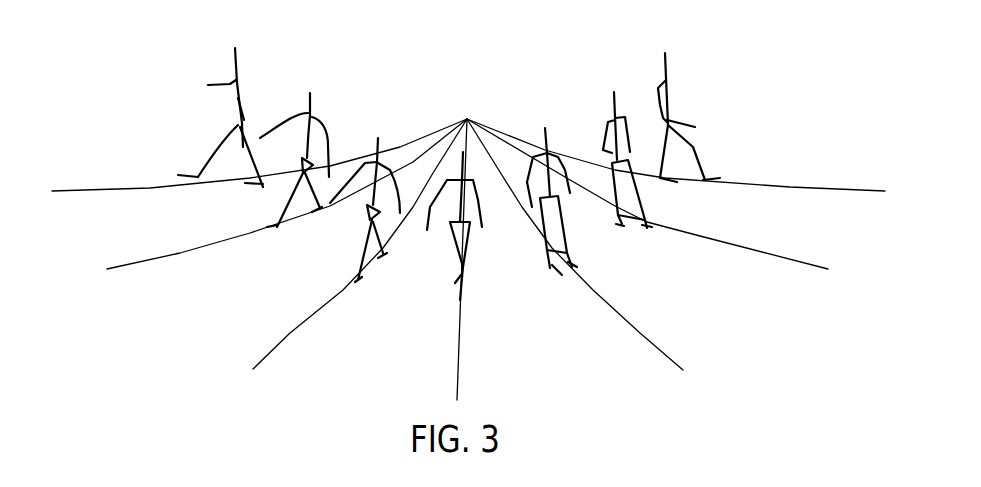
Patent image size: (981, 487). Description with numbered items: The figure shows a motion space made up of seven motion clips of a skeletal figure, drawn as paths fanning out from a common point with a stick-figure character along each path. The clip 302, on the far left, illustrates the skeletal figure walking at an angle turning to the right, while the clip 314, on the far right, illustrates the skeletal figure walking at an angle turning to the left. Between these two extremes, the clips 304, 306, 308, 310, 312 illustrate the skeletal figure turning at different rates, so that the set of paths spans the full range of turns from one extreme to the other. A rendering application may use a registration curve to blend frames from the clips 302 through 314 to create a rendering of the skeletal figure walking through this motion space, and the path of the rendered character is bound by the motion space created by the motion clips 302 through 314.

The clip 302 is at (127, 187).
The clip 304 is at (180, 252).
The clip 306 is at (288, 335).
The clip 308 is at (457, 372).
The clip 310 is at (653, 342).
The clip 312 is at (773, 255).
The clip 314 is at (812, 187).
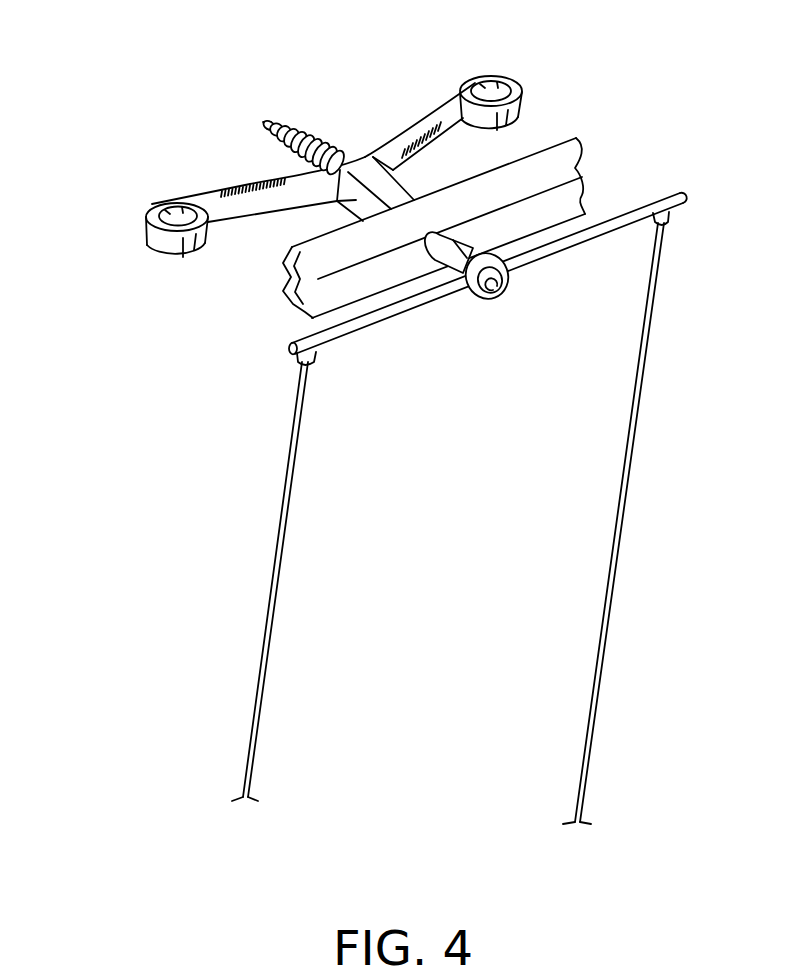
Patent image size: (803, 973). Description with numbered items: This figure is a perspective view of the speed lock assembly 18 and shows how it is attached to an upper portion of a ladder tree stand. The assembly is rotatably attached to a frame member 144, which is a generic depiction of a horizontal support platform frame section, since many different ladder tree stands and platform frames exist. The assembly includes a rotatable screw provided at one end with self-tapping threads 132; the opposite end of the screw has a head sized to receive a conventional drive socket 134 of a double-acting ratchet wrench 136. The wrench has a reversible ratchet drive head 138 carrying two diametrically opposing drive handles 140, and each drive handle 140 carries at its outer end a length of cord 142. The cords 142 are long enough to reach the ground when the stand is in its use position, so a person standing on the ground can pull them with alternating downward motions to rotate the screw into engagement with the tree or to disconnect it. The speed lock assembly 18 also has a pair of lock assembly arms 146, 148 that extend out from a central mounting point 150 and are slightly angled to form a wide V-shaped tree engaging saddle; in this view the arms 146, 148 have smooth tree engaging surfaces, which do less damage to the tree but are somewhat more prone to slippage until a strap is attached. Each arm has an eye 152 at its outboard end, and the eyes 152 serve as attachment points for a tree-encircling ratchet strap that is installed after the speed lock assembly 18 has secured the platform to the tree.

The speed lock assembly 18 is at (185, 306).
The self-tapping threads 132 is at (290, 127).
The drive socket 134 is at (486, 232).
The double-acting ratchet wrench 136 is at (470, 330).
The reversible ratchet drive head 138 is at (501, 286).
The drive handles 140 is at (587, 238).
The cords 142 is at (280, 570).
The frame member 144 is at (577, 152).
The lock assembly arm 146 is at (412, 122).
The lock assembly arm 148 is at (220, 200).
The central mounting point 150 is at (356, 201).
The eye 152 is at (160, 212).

= = = =

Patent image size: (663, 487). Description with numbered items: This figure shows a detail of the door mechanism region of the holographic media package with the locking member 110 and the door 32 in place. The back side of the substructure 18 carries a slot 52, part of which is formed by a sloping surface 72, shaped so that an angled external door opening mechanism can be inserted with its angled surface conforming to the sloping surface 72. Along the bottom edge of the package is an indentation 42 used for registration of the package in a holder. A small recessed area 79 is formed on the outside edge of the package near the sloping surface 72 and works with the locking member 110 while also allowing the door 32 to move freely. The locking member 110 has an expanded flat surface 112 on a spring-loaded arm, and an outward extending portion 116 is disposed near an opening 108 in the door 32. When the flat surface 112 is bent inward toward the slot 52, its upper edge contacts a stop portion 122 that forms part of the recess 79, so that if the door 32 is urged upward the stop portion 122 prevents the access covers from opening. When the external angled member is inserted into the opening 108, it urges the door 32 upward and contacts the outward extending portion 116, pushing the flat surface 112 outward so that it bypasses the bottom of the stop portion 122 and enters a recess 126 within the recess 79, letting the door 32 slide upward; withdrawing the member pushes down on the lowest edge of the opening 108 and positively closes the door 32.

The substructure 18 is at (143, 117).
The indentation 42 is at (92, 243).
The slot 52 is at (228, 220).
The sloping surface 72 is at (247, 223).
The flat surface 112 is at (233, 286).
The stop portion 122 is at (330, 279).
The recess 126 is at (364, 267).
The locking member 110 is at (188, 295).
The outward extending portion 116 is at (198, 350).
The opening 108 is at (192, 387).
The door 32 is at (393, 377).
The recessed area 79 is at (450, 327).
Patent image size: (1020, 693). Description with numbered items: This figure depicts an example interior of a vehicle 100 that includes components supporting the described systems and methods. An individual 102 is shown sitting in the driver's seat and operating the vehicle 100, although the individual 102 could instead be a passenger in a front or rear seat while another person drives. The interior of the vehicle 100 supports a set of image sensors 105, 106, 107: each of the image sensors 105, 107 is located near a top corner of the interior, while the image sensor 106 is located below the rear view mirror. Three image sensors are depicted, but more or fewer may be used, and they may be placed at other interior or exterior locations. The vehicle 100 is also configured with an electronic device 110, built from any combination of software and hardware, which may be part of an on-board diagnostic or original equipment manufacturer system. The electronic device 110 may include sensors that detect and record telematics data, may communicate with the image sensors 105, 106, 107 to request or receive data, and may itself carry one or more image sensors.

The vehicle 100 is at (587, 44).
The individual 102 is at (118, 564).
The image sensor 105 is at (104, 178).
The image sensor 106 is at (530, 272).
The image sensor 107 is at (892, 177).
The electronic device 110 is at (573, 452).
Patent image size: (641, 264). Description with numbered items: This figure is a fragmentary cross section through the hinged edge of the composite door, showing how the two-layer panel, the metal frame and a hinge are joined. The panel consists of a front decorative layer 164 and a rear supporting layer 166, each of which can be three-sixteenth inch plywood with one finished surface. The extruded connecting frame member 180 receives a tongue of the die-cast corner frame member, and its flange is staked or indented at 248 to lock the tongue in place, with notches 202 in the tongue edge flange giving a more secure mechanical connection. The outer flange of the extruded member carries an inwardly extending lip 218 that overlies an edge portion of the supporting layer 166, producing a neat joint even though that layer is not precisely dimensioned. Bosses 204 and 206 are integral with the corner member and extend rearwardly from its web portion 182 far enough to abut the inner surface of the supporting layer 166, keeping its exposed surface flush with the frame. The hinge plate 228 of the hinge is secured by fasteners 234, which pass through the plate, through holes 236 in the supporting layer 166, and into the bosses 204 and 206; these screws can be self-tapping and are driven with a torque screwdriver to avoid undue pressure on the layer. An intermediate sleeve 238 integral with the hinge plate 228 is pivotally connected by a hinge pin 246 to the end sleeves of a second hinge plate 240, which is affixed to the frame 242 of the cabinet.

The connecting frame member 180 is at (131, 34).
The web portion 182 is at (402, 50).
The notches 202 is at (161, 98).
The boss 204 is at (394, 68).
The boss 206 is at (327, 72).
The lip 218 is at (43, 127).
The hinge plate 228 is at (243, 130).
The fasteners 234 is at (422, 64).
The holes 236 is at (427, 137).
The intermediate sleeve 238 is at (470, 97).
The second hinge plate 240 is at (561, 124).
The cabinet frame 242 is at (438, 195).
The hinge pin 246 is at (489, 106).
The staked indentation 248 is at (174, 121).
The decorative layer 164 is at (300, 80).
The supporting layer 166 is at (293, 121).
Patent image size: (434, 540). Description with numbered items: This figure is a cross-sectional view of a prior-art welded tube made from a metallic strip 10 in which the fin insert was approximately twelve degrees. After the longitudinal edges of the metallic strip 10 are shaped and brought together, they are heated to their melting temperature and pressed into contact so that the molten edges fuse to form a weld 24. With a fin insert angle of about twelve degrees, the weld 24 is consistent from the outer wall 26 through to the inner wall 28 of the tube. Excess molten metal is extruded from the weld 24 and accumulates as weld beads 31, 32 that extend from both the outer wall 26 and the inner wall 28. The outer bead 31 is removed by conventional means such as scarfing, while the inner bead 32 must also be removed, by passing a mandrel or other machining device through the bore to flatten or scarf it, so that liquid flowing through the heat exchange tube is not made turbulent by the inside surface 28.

= = = =

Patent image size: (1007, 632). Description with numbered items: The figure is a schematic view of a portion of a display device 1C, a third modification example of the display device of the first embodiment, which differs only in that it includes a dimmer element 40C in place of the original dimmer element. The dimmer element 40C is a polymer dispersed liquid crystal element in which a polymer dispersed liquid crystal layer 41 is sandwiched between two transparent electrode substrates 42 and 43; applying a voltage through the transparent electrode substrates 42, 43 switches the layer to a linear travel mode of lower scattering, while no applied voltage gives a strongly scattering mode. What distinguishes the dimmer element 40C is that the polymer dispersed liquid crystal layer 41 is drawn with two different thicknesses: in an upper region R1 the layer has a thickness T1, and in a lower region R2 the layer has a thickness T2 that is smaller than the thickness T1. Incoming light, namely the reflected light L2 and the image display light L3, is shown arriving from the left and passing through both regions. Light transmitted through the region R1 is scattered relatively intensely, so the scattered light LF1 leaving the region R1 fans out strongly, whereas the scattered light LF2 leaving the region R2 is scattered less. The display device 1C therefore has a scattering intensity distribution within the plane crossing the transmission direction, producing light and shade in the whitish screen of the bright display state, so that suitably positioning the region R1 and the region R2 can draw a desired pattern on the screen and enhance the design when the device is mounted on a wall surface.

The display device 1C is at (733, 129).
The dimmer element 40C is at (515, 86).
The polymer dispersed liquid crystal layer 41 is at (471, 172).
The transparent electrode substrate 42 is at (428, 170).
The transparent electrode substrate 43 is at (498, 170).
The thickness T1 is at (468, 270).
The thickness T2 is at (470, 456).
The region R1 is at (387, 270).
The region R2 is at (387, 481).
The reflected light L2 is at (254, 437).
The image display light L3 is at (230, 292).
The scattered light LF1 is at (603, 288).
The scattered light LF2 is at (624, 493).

= = = =

Echo back the lines starting at the one containing "Patent image size: (981, 487)." and continuing through the one containing "The clip 310 is at (653, 342).", including both of those lines.

Patent image size: (981, 487). Description with numbered items: The figure shows a motion space made up of seven motion clips of a skeletal figure, drawn as paths fanning out from a common point with a stick-figure character along each path. The clip 302, on the far left, illustrates the skeletal figure walking at an angle turning to the right, while the clip 314, on the far right, illustrates the skeletal figure walking at an angle turning to the left. Between these two extremes, the clips 304, 306, 308, 310, 312 illustrate the skeletal figure turning at different rates, so that the set of paths spans the full range of turns from one extreme to the other. A rendering application may use a registration curve to blend frames from the clips 302 through 314 to create a rendering of the skeletal figure walking through this motion space, and the path of the rendered character is bound by the motion space created by the motion clips 302 through 314.

The clip 302 is at (127, 187).
The clip 304 is at (180, 252).
The clip 306 is at (288, 335).
The clip 308 is at (457, 372).
The clip 310 is at (653, 342).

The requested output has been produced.